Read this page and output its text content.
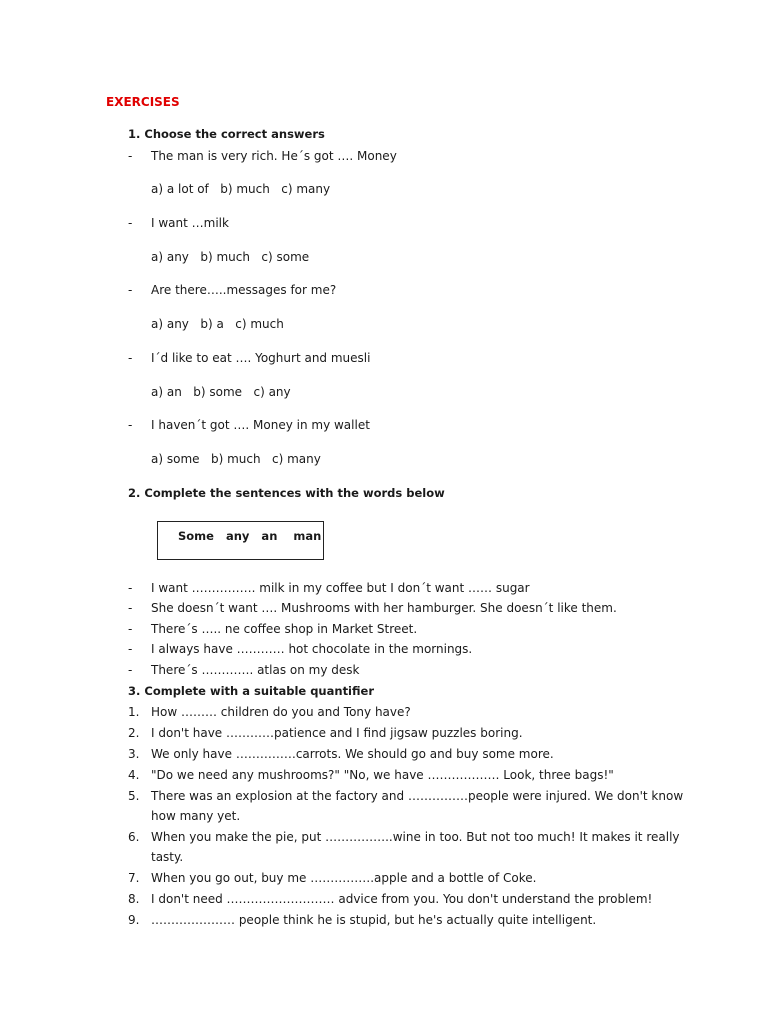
EXERCISES
1. Choose the correct answers
- The man is very rich. He´s got …. Money
a) a lot of   b) much   c) many
- I want …milk
a) any   b) much   c) some
- Are there…..messages for me?
a) any   b) a   c) much
- I´d like to eat …. Yoghurt and muesli
a) an   b) some   c) any
- I haven´t got …. Money in my wallet
a) some   b) much   c) many
2. Complete the sentences with the words below
Some   any   an    man
- I want ……………. milk in my coffee but I don´t want …… sugar
- She doesn´t want …. Mushrooms with her hamburger. She doesn´t like them.
- There´s ….. ne coffee shop in Market Street.
- I always have ………… hot chocolate in the mornings.
- There´s …………. atlas on my desk
3. Complete with a suitable quantifier
1. How ……… children do you and Tony have?
2. I don't have …………patience and I find jigsaw puzzles boring.
3. We only have ……………carrots. We should go and buy some more.
4. "Do we need any mushrooms?" "No, we have ……………… Look, three bags!"
5. There was an explosion at the factory and ……………people were injured. We don't know
how many yet.
6. When you make the pie, put ……………..wine in too. But not too much! It makes it really
tasty.
7. When you go out, buy me …………….apple and a bottle of Coke.
8. I don't need ……………………… advice from you. You don't understand the problem!
9. ………………… people think he is stupid, but he's actually quite intelligent.
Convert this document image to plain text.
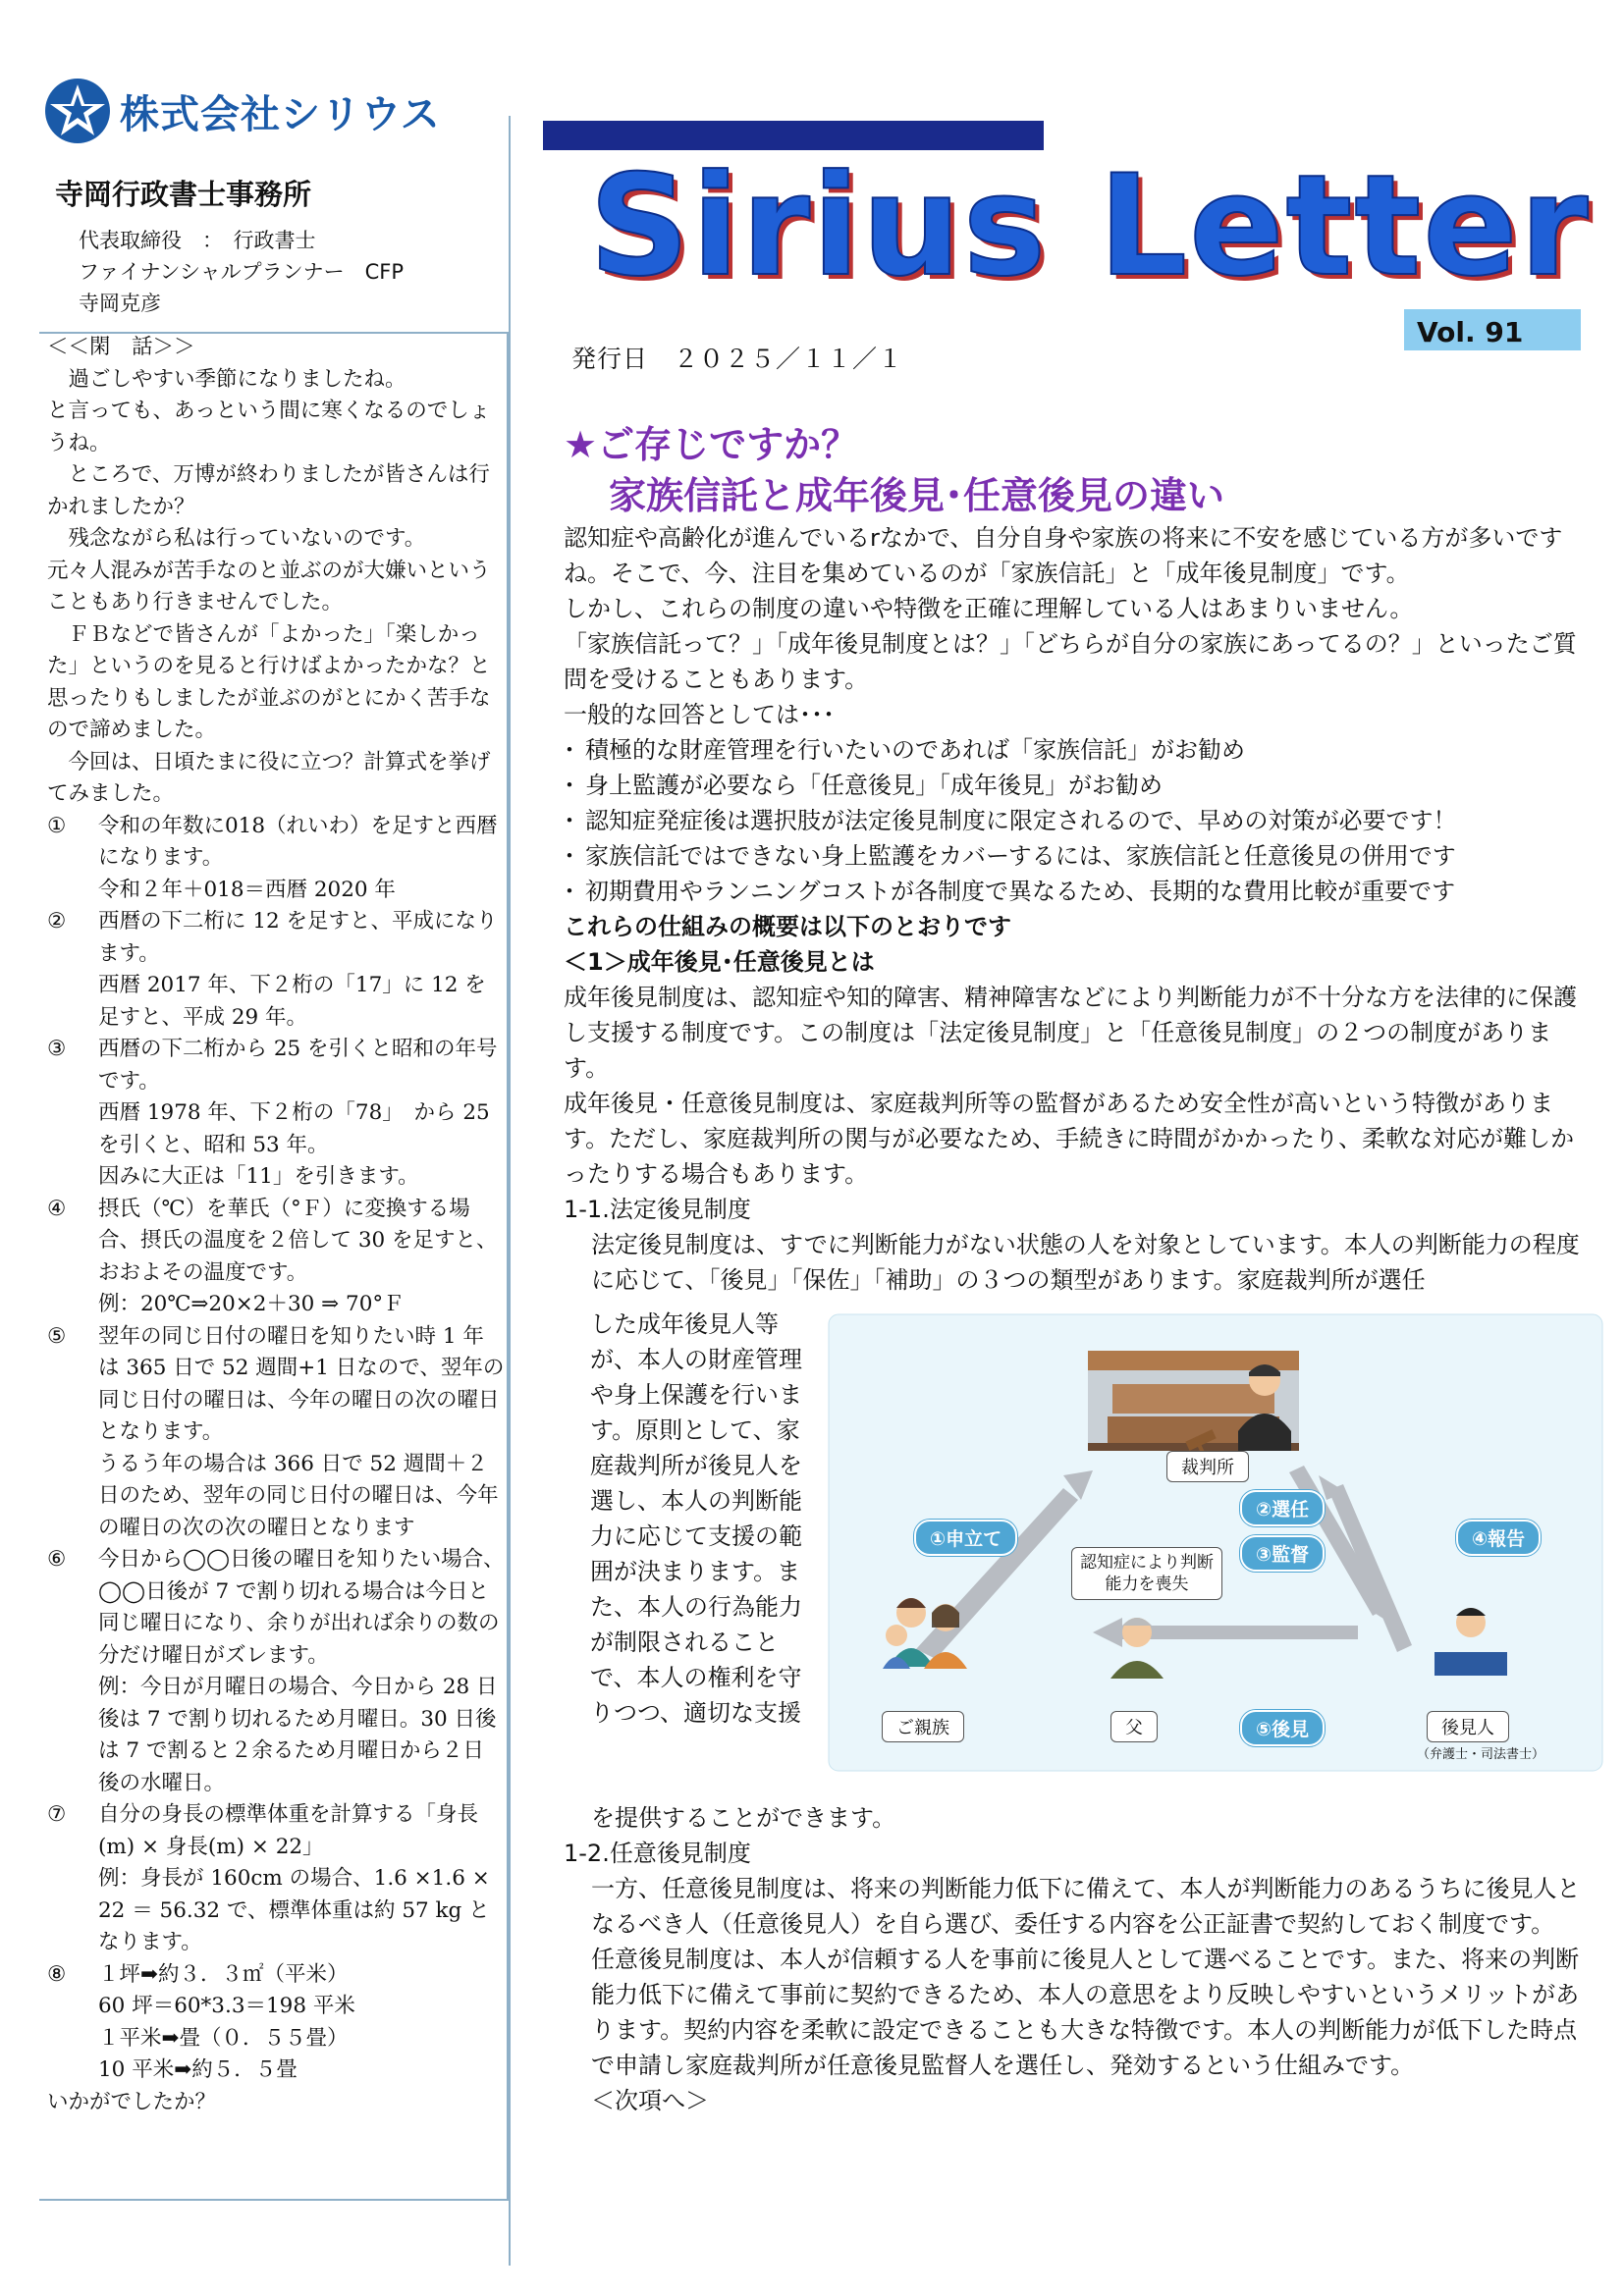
株式会社シリウス
寺岡行政書士事務所
代表取締役　：　行政書士
ファイナンシャルプランナー　CFP
寺岡克彦

＜＜閑　話＞＞

過ごしやすい季節になりましたね。

と言っても、あっという間に寒くなるのでしょうね。

ところで、万博が終わりましたが皆さんは行かれましたか？

残念ながら私は行っていないのです。

元々人混みが苦手なのと並ぶのが大嫌いということもあり行きませんでした。

ＦＢなどで皆さんが「よかった」「楽しかった」というのを見ると行けばよかったかな？と思ったりもしましたが並ぶのがとにかく苦手なので諦めました。

今回は、日頃たまに役に立つ？計算式を挙げてみました。

①	令和の年数に018（れいわ）を足すと西暦になります。

令和２年＋018＝西暦 2020 年

②	西暦の下二桁に 12 を足すと、平成になります。

西暦 2017 年、下２桁の「17」に 12 を足すと、平成 29 年。

③	西暦の下二桁から 25 を引くと昭和の年号です。

西暦 1978 年、下２桁の「78」　から 25 を引くと、昭和 53 年。

因みに大正は「11」を引きます。

④	摂氏（℃）を華氏（°Ｆ）に変換する場合、摂氏の温度を２倍して 30 を足すと、おおよその温度です。

例：20℃⇒20×2＋30 ⇒ 70°Ｆ

⑤	翌年の同じ日付の曜日を知りたい時 1 年は 365 日で 52 週間+1 日なので、翌年の同じ日付の曜日は、今年の曜日の次の曜日となります。

うるう年の場合は 366 日で 52 週間＋２日のため、翌年の同じ日付の曜日は、今年の曜日の次の次の曜日となります

⑥	今日から◯◯日後の曜日を知りたい場合、◯◯日後が 7 で割り切れる場合は今日と同じ曜日になり、余りが出れば余りの数の分だけ曜日がズレます。

例：今日が月曜日の場合、今日から 28 日後は 7 で割り切れるため月曜日。30 日後は 7 で割ると２余るため月曜日から２日後の水曜日。

⑦	自分の身長の標準体重を計算する「身長(m) × 身長(m) × 22」

例：身長が 160cm の場合、1.6 ×1.6 × 22 ＝ 56.32 で、標準体重は約 57 kg となります。

⑧	１坪➡約３．３㎡（平米）

60 坪＝60*3.3＝198 平米

１平米➡畳（０．５５畳）

10 平米➡約５．５畳

いかがでしたか？

Sirius Letter
Vol. 91
発行日　２０２５／１１／１
★ご存じですか？
家族信託と成年後見･任意後見の違い

認知症や高齢化が進んでいるrなかで、自分自身や家族の将来に不安を感じている方が多いですね。そこで、今、注目を集めているのが「家族信託」と「成年後見制度」です。

しかし、これらの制度の違いや特徴を正確に理解している人はあまりいません。

「家族信託って？」「成年後見制度とは？」「どちらが自分の家族にあってるの？」といったご質問を受けることもあります。

一般的な回答としては･･･

･ 積極的な財産管理を行いたいのであれば「家族信託」がお勧め
･ 身上監護が必要なら「任意後見」「成年後見」がお勧め
･ 認知症発症後は選択肢が法定後見制度に限定されるので、早めの対策が必要です！
･ 家族信託ではできない身上監護をカバーするには、家族信託と任意後見の併用です
･ 初期費用やランニングコストが各制度で異なるため、長期的な費用比較が重要です

これらの仕組みの概要は以下のとおりです

＜1＞成年後見･任意後見とは

成年後見制度は、認知症や知的障害、精神障害などにより判断能力が不十分な方を法律的に保護し支援する制度です。この制度は「法定後見制度」と「任意後見制度」の２つの制度があります。

成年後見・任意後見制度は、家庭裁判所等の監督があるため安全性が高いという特徴があります。ただし、家庭裁判所の関与が必要なため、手続きに時間がかかったり、柔軟な対応が難しかったりする場合もあります。

1-1.法定後見制度

法定後見制度は、すでに判断能力がない状態の人を対象としています。本人の判断能力の程度に応じて、「後見」「保佐」「補助」の３つの類型があります。家庭裁判所が選任

した成年後見人等が、本人の財産管理や身上保護を行います。原則として、家庭裁判所が後見人を選し、本人の判断能力に応じて支援の範囲が決まります。また、本人の行為能力が制限されることで、本人の権利を守りつつ、適切な支援

を提供することができます。

1-2.任意後見制度

一方、任意後見制度は、将来の判断能力低下に備えて、本人が判断能力のあるうちに後見人となるべき人（任意後見人）を自ら選び、委任する内容を公正証書で契約しておく制度です。

任意後見制度は、本人が信頼する人を事前に後見人として選べることです。また、将来の判断能力低下に備えて事前に契約できるため、本人の意思をより反映しやすいというメリットがあります。契約内容を柔軟に設定できることも大きな特徴です。本人の判断能力が低下した時点で申請し家庭裁判所が任意後見監督人を選任し、発効するという仕組みです。

＜次項へ＞

裁判所
ご親族	父	後見人
（弁護士・司法書士）
認知症により判断能力を喪失
①申立て
②選任
③監督
④報告
⑤後見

(Given exercise) Write the listing out a second time exactly, dropping all images.

(Solution for this exercise)
Read this page and output its text content.
EXERCISES
1. Choose the correct answers
- The man is very rich. He´s got …. Money
a) a lot of   b) much   c) many
- I want …milk
a) any   b) much   c) some
- Are there…..messages for me?
a) any   b) a   c) much
- I´d like to eat …. Yoghurt and muesli
a) an   b) some   c) any
- I haven´t got …. Money in my wallet
a) some   b) much   c) many
2. Complete the sentences with the words below
Some   any   an    man
- I want ……………. milk in my coffee but I don´t want …… sugar
- She doesn´t want …. Mushrooms with her hamburger. She doesn´t like them.
- There´s ….. ne coffee shop in Market Street.
- I always have ………… hot chocolate in the mornings.
- There´s …………. atlas on my desk
3. Complete with a suitable quantifier
1. How ……… children do you and Tony have?
2. I don't have …………patience and I find jigsaw puzzles boring.
3. We only have ……………carrots. We should go and buy some more.
4. "Do we need any mushrooms?" "No, we have ……………… Look, three bags!"
5. There was an explosion at the factory and ……………people were injured. We don't know
how many yet.
6. When you make the pie, put ……………..wine in too. But not too much! It makes it really
tasty.
7. When you go out, buy me …………….apple and a bottle of Coke.
8. I don't need ……………………… advice from you. You don't understand the problem!
9. ………………… people think he is stupid, but he's actually quite intelligent.
Convert this document image to plain text.
株式会社シリウス
寺岡行政書士事務所
代表取締役　：　行政書士
ファイナンシャルプランナー　CFP
寺岡克彦

＜＜閑　話＞＞

過ごしやすい季節になりましたね。

と言っても、あっという間に寒くなるのでしょうね。

ところで、万博が終わりましたが皆さんは行かれましたか？

残念ながら私は行っていないのです。

元々人混みが苦手なのと並ぶのが大嫌いということもあり行きませんでした。

ＦＢなどで皆さんが「よかった」「楽しかった」というのを見ると行けばよかったかな？と思ったりもしましたが並ぶのがとにかく苦手なので諦めました。

今回は、日頃たまに役に立つ？計算式を挙げてみました。

①	令和の年数に018（れいわ）を足すと西暦になります。

令和２年＋018＝西暦 2020 年

②	西暦の下二桁に 12 を足すと、平成になります。

西暦 2017 年、下２桁の「17」に 12 を足すと、平成 29 年。

③	西暦の下二桁から 25 を引くと昭和の年号です。

西暦 1978 年、下２桁の「78」　から 25 を引くと、昭和 53 年。

因みに大正は「11」を引きます。

④	摂氏（℃）を華氏（°Ｆ）に変換する場合、摂氏の温度を２倍して 30 を足すと、おおよその温度です。

例：20℃⇒20×2＋30 ⇒ 70°Ｆ

⑤	翌年の同じ日付の曜日を知りたい時 1 年は 365 日で 52 週間+1 日なので、翌年の同じ日付の曜日は、今年の曜日の次の曜日となります。

うるう年の場合は 366 日で 52 週間＋２日のため、翌年の同じ日付の曜日は、今年の曜日の次の次の曜日となります

⑥	今日から◯◯日後の曜日を知りたい場合、◯◯日後が 7 で割り切れる場合は今日と同じ曜日になり、余りが出れば余りの数の分だけ曜日がズレます。

例：今日が月曜日の場合、今日から 28 日後は 7 で割り切れるため月曜日。30 日後は 7 で割ると２余るため月曜日から２日後の水曜日。

⑦	自分の身長の標準体重を計算する「身長(m) × 身長(m) × 22」

例：身長が 160cm の場合、1.6 ×1.6 × 22 ＝ 56.32 で、標準体重は約 57 kg となります。

⑧	１坪➡約３．３㎡（平米）

60 坪＝60*3.3＝198 平米

１平米➡畳（０．５５畳）

10 平米➡約５．５畳

いかがでしたか？

Sirius Letter
Vol. 91
発行日　２０２５／１１／１
★ご存じですか？
家族信託と成年後見･任意後見の違い

認知症や高齢化が進んでいるrなかで、自分自身や家族の将来に不安を感じている方が多いですね。そこで、今、注目を集めているのが「家族信託」と「成年後見制度」です。

しかし、これらの制度の違いや特徴を正確に理解している人はあまりいません。

「家族信託って？」「成年後見制度とは？」「どちらが自分の家族にあってるの？」といったご質問を受けることもあります。

一般的な回答としては･･･

･ 積極的な財産管理を行いたいのであれば「家族信託」がお勧め
･ 身上監護が必要なら「任意後見」「成年後見」がお勧め
･ 認知症発症後は選択肢が法定後見制度に限定されるので、早めの対策が必要です！
･ 家族信託ではできない身上監護をカバーするには、家族信託と任意後見の併用です
･ 初期費用やランニングコストが各制度で異なるため、長期的な費用比較が重要です

これらの仕組みの概要は以下のとおりです

＜1＞成年後見･任意後見とは

成年後見制度は、認知症や知的障害、精神障害などにより判断能力が不十分な方を法律的に保護し支援する制度です。この制度は「法定後見制度」と「任意後見制度」の２つの制度があります。

成年後見・任意後見制度は、家庭裁判所等の監督があるため安全性が高いという特徴があります。ただし、家庭裁判所の関与が必要なため、手続きに時間がかかったり、柔軟な対応が難しかったりする場合もあります。

1-1.法定後見制度

法定後見制度は、すでに判断能力がない状態の人を対象としています。本人の判断能力の程度に応じて、「後見」「保佐」「補助」の３つの類型があります。家庭裁判所が選任

した成年後見人等が、本人の財産管理や身上保護を行います。原則として、家庭裁判所が後見人を選し、本人の判断能力に応じて支援の範囲が決まります。また、本人の行為能力が制限されることで、本人の権利を守りつつ、適切な支援

を提供することができます。

1-2.任意後見制度

一方、任意後見制度は、将来の判断能力低下に備えて、本人が判断能力のあるうちに後見人となるべき人（任意後見人）を自ら選び、委任する内容を公正証書で契約しておく制度です。

任意後見制度は、本人が信頼する人を事前に後見人として選べることです。また、将来の判断能力低下に備えて事前に契約できるため、本人の意思をより反映しやすいというメリットがあります。契約内容を柔軟に設定できることも大きな特徴です。本人の判断能力が低下した時点で申請し家庭裁判所が任意後見監督人を選任し、発効するという仕組みです。

＜次項へ＞

裁判所
ご親族	父	後見人
（弁護士・司法書士）
認知症により判断能力を喪失
①申立て
②選任
③監督
④報告
⑤後見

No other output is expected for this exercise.